Directions for this task:
Write out each line from the data below that includes the word "NaH₂PO₂".

— Start of Provided information —

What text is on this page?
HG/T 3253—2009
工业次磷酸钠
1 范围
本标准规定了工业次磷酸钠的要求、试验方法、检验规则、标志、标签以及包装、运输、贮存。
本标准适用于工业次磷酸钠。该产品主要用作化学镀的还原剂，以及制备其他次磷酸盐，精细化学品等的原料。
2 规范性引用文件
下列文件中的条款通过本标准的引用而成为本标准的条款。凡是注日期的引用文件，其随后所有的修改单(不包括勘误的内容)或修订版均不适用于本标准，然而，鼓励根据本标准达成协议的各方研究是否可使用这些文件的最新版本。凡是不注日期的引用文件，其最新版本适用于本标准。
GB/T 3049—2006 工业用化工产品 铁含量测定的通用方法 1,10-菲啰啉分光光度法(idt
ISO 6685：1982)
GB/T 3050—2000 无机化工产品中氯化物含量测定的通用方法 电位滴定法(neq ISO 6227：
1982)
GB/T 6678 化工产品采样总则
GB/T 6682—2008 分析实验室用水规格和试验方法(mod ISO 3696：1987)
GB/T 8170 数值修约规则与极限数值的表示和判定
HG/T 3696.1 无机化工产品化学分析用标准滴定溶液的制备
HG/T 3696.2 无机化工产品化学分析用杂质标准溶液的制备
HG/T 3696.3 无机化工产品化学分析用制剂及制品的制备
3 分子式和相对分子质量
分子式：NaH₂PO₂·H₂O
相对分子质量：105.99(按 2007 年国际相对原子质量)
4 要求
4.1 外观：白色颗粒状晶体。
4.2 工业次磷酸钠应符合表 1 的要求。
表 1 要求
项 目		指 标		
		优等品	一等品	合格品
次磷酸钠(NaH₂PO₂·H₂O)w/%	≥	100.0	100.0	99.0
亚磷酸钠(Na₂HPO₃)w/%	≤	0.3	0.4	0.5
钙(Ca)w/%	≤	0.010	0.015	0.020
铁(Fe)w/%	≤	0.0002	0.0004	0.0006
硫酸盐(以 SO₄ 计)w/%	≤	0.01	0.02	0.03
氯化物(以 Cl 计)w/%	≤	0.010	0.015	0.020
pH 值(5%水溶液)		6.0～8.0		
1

— End of Provided information —

Solution:
分子式：NaH₂PO₂·H₂O
次磷酸钠(NaH₂PO₂·H₂O)w/%	≥	100.0	100.0	99.0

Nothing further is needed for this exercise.